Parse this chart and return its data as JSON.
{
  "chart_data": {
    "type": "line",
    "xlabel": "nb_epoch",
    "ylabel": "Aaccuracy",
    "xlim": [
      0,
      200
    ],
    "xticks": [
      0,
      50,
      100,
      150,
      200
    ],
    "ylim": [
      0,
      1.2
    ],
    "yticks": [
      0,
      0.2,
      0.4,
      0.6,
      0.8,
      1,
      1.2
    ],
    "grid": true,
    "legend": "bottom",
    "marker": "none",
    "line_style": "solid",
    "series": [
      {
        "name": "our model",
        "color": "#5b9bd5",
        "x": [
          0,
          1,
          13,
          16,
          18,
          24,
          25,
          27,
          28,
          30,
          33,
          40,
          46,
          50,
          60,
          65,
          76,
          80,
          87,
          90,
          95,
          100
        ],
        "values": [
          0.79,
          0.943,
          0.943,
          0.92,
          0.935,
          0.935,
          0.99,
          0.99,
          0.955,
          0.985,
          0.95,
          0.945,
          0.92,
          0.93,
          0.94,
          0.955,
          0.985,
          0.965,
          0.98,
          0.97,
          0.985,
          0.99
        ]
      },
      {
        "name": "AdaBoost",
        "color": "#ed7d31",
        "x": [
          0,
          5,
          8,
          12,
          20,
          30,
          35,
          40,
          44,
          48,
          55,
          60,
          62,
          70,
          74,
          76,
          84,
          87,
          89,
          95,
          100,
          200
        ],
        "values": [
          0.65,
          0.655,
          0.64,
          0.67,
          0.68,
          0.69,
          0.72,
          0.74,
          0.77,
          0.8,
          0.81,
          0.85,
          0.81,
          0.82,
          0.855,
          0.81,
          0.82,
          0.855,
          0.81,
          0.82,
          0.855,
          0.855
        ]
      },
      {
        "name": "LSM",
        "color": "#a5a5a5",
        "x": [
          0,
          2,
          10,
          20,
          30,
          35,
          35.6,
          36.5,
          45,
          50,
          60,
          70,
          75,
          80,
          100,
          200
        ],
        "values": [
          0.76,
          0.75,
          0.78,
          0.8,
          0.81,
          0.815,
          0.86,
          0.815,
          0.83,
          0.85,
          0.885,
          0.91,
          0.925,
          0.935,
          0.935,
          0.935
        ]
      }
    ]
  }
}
================
> [Written request] Make an exact copy of all the data.

> [Problem solution]
Parse this chart and return its data as JSON.
{
  "chart_data": {
    "type": "line",
    "xlabel": "nb_epoch",
    "ylabel": "Aaccuracy",
    "xlim": [
      0,
      200
    ],
    "xticks": [
      0,
      50,
      100,
      150,
      200
    ],
    "ylim": [
      0,
      1.2
    ],
    "yticks": [
      0,
      0.2,
      0.4,
      0.6,
      0.8,
      1,
      1.2
    ],
    "grid": true,
    "legend": "bottom",
    "marker": "none",
    "line_style": "solid",
    "series": [
      {
        "name": "our model",
        "color": "#5b9bd5",
        "x": [
          0,
          1,
          13,
          16,
          18,
          24,
          25,
          27,
          28,
          30,
          33,
          40,
          46,
          50,
          60,
          65,
          76,
          80,
          87,
          90,
          95,
          100
        ],
        "values": [
          0.79,
          0.943,
          0.943,
          0.92,
          0.935,
          0.935,
          0.99,
          0.99,
          0.955,
          0.985,
          0.95,
          0.945,
          0.92,
          0.93,
          0.94,
          0.955,
          0.985,
          0.965,
          0.98,
          0.97,
          0.985,
          0.99
        ]
      },
      {
        "name": "AdaBoost",
        "color": "#ed7d31",
        "x": [
          0,
          5,
          8,
          12,
          20,
          30,
          35,
          40,
          44,
          48,
          55,
          60,
          62,
          70,
          74,
          76,
          84,
          87,
          89,
          95,
          100,
          200
        ],
        "values": [
          0.65,
          0.655,
          0.64,
          0.67,
          0.68,
          0.69,
          0.72,
          0.74,
          0.77,
          0.8,
          0.81,
          0.85,
          0.81,
          0.82,
          0.855,
          0.81,
          0.82,
          0.855,
          0.81,
          0.82,
          0.855,
          0.855
        ]
      },
      {
        "name": "LSM",
        "color": "#a5a5a5",
        "x": [
          0,
          2,
          10,
          20,
          30,
          35,
          35.6,
          36.5,
          45,
          50,
          60,
          70,
          75,
          80,
          100,
          200
        ],
        "values": [
          0.76,
          0.75,
          0.78,
          0.8,
          0.81,
          0.815,
          0.86,
          0.815,
          0.83,
          0.85,
          0.885,
          0.91,
          0.925,
          0.935,
          0.935,
          0.935
        ]
      }
    ]
  }
}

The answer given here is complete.